» **WHAT THE TASK REQUIRES**:
Restate, word for word, all of the material shown below.

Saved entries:
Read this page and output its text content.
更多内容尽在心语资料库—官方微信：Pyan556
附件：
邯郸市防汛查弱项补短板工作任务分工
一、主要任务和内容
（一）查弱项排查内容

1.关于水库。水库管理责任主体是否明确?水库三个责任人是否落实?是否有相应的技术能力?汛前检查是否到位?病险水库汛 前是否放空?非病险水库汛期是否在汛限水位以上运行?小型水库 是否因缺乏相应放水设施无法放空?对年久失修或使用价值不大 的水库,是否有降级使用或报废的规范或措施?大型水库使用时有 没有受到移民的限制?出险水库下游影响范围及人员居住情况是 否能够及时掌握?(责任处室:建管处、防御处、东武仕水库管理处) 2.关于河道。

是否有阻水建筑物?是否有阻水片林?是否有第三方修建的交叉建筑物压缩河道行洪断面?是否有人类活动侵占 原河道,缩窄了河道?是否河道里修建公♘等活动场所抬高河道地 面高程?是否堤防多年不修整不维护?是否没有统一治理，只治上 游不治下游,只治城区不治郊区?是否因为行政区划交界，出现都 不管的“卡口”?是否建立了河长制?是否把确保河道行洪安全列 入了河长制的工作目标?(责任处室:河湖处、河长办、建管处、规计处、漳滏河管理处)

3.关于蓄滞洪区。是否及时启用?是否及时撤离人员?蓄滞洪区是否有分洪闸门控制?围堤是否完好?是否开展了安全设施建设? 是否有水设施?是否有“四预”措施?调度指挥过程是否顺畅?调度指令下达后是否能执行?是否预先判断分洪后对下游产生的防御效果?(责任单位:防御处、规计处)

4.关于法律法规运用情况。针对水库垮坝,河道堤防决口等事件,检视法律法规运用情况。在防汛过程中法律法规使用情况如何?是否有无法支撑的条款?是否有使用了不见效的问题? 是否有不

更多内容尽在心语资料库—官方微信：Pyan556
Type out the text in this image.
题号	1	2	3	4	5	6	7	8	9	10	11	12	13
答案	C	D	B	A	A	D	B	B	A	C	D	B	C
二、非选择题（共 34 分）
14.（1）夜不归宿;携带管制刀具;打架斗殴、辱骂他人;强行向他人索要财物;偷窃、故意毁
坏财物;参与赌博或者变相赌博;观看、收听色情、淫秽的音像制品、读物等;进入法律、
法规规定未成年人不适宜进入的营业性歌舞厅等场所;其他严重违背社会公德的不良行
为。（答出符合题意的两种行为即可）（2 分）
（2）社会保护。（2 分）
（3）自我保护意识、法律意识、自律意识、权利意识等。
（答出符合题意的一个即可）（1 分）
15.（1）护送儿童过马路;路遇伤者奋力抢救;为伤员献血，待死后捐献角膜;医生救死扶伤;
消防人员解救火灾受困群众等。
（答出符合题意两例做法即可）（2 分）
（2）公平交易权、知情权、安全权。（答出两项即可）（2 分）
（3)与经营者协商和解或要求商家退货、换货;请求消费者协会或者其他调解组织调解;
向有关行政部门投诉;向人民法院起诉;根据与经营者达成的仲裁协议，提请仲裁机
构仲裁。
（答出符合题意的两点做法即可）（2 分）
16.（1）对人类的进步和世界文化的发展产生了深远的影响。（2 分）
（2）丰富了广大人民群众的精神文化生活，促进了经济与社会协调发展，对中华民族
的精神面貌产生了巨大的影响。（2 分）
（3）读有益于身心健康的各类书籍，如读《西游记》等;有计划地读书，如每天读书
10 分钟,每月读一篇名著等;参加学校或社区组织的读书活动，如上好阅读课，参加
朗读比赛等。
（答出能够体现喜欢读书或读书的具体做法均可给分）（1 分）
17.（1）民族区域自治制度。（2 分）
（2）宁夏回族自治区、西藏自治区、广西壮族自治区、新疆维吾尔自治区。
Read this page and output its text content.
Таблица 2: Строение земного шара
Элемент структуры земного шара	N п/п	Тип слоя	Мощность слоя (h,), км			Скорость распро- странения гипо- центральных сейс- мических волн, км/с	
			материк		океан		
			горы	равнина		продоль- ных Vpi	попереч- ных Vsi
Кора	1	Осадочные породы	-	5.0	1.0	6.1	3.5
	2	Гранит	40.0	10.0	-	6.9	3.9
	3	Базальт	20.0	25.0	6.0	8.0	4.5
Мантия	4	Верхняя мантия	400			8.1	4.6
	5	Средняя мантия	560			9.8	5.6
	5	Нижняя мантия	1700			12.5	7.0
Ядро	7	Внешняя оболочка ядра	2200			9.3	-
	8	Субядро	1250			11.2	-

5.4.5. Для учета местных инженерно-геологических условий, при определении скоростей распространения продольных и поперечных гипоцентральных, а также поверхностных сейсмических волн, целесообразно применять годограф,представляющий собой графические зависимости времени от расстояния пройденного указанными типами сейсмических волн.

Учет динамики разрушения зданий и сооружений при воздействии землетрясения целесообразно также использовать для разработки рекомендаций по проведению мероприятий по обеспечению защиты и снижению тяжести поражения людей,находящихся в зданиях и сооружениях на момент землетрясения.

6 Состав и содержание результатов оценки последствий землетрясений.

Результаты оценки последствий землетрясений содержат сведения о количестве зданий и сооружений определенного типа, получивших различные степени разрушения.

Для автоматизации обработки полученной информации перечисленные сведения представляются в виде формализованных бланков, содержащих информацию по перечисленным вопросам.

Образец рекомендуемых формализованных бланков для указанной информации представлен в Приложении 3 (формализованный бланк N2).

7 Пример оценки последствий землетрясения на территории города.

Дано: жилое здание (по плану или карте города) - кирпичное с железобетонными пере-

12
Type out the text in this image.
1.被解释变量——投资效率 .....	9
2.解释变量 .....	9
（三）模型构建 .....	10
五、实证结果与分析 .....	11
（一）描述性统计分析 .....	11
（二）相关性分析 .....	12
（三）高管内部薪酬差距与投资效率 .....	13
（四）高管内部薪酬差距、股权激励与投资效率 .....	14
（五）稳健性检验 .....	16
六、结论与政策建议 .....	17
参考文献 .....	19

» **THE RESPONSE**:
Read this page and output its text content.
更多内容尽在心语资料库—官方微信：Pyan556
附件：
邯郸市防汛查弱项补短板工作任务分工
一、主要任务和内容
（一）查弱项排查内容

1.关于水库。水库管理责任主体是否明确?水库三个责任人是否落实?是否有相应的技术能力?汛前检查是否到位?病险水库汛 前是否放空?非病险水库汛期是否在汛限水位以上运行?小型水库 是否因缺乏相应放水设施无法放空?对年久失修或使用价值不大 的水库,是否有降级使用或报废的规范或措施?大型水库使用时有 没有受到移民的限制?出险水库下游影响范围及人员居住情况是 否能够及时掌握?(责任处室:建管处、防御处、东武仕水库管理处) 2.关于河道。

是否有阻水建筑物?是否有阻水片林?是否有第三方修建的交叉建筑物压缩河道行洪断面?是否有人类活动侵占 原河道,缩窄了河道?是否河道里修建公♘等活动场所抬高河道地 面高程?是否堤防多年不修整不维护?是否没有统一治理，只治上 游不治下游,只治城区不治郊区?是否因为行政区划交界，出现都 不管的“卡口”?是否建立了河长制?是否把确保河道行洪安全列 入了河长制的工作目标?(责任处室:河湖处、河长办、建管处、规计处、漳滏河管理处)

3.关于蓄滞洪区。是否及时启用?是否及时撤离人员?蓄滞洪区是否有分洪闸门控制?围堤是否完好?是否开展了安全设施建设? 是否有水设施?是否有“四预”措施?调度指挥过程是否顺畅?调度指令下达后是否能执行?是否预先判断分洪后对下游产生的防御效果?(责任单位:防御处、规计处)

4.关于法律法规运用情况。针对水库垮坝,河道堤防决口等事件,检视法律法规运用情况。在防汛过程中法律法规使用情况如何?是否有无法支撑的条款?是否有使用了不见效的问题? 是否有不

更多内容尽在心语资料库—官方微信：Pyan556
Type out the text in this image.
题号	1	2	3	4	5	6	7	8	9	10	11	12	13
答案	C	D	B	A	A	D	B	B	A	C	D	B	C
二、非选择题（共 34 分）
14.（1）夜不归宿;携带管制刀具;打架斗殴、辱骂他人;强行向他人索要财物;偷窃、故意毁
坏财物;参与赌博或者变相赌博;观看、收听色情、淫秽的音像制品、读物等;进入法律、
法规规定未成年人不适宜进入的营业性歌舞厅等场所;其他严重违背社会公德的不良行
为。（答出符合题意的两种行为即可）（2 分）
（2）社会保护。（2 分）
（3）自我保护意识、法律意识、自律意识、权利意识等。
（答出符合题意的一个即可）（1 分）
15.（1）护送儿童过马路;路遇伤者奋力抢救;为伤员献血，待死后捐献角膜;医生救死扶伤;
消防人员解救火灾受困群众等。
（答出符合题意两例做法即可）（2 分）
（2）公平交易权、知情权、安全权。（答出两项即可）（2 分）
（3)与经营者协商和解或要求商家退货、换货;请求消费者协会或者其他调解组织调解;
向有关行政部门投诉;向人民法院起诉;根据与经营者达成的仲裁协议，提请仲裁机
构仲裁。
（答出符合题意的两点做法即可）（2 分）
16.（1）对人类的进步和世界文化的发展产生了深远的影响。（2 分）
（2）丰富了广大人民群众的精神文化生活，促进了经济与社会协调发展，对中华民族
的精神面貌产生了巨大的影响。（2 分）
（3）读有益于身心健康的各类书籍，如读《西游记》等;有计划地读书，如每天读书
10 分钟,每月读一篇名著等;参加学校或社区组织的读书活动，如上好阅读课，参加
朗读比赛等。
（答出能够体现喜欢读书或读书的具体做法均可给分）（1 分）
17.（1）民族区域自治制度。（2 分）
（2）宁夏回族自治区、西藏自治区、广西壮族自治区、新疆维吾尔自治区。
Read this page and output its text content.
Таблица 2: Строение земного шара
Элемент структуры земного шара	N п/п	Тип слоя	Мощность слоя (h,), км			Скорость распро- странения гипо- центральных сейс- мических волн, км/с	
			материк		океан		
			горы	равнина		продоль- ных Vpi	попереч- ных Vsi
Кора	1	Осадочные породы	-	5.0	1.0	6.1	3.5
	2	Гранит	40.0	10.0	-	6.9	3.9
	3	Базальт	20.0	25.0	6.0	8.0	4.5
Мантия	4	Верхняя мантия	400			8.1	4.6
	5	Средняя мантия	560			9.8	5.6
	5	Нижняя мантия	1700			12.5	7.0
Ядро	7	Внешняя оболочка ядра	2200			9.3	-
	8	Субядро	1250			11.2	-

5.4.5. Для учета местных инженерно-геологических условий, при определении скоростей распространения продольных и поперечных гипоцентральных, а также поверхностных сейсмических волн, целесообразно применять годограф,представляющий собой графические зависимости времени от расстояния пройденного указанными типами сейсмических волн.

Учет динамики разрушения зданий и сооружений при воздействии землетрясения целесообразно также использовать для разработки рекомендаций по проведению мероприятий по обеспечению защиты и снижению тяжести поражения людей,находящихся в зданиях и сооружениях на момент землетрясения.

6 Состав и содержание результатов оценки последствий землетрясений.

Результаты оценки последствий землетрясений содержат сведения о количестве зданий и сооружений определенного типа, получивших различные степени разрушения.

Для автоматизации обработки полученной информации перечисленные сведения представляются в виде формализованных бланков, содержащих информацию по перечисленным вопросам.

Образец рекомендуемых формализованных бланков для указанной информации представлен в Приложении 3 (формализованный бланк N2).

7 Пример оценки последствий землетрясения на территории города.

Дано: жилое здание (по плану или карте города) - кирпичное с железобетонными пере-

12
Type out the text in this image.
1.被解释变量——投资效率 .....	9
2.解释变量 .....	9
（三）模型构建 .....	10
五、实证结果与分析 .....	11
（一）描述性统计分析 .....	11
（二）相关性分析 .....	12
（三）高管内部薪酬差距与投资效率 .....	13
（四）高管内部薪酬差距、股权激励与投资效率 .....	14
（五）稳健性检验 .....	16
六、结论与政策建议 .....	17
参考文献 .....	19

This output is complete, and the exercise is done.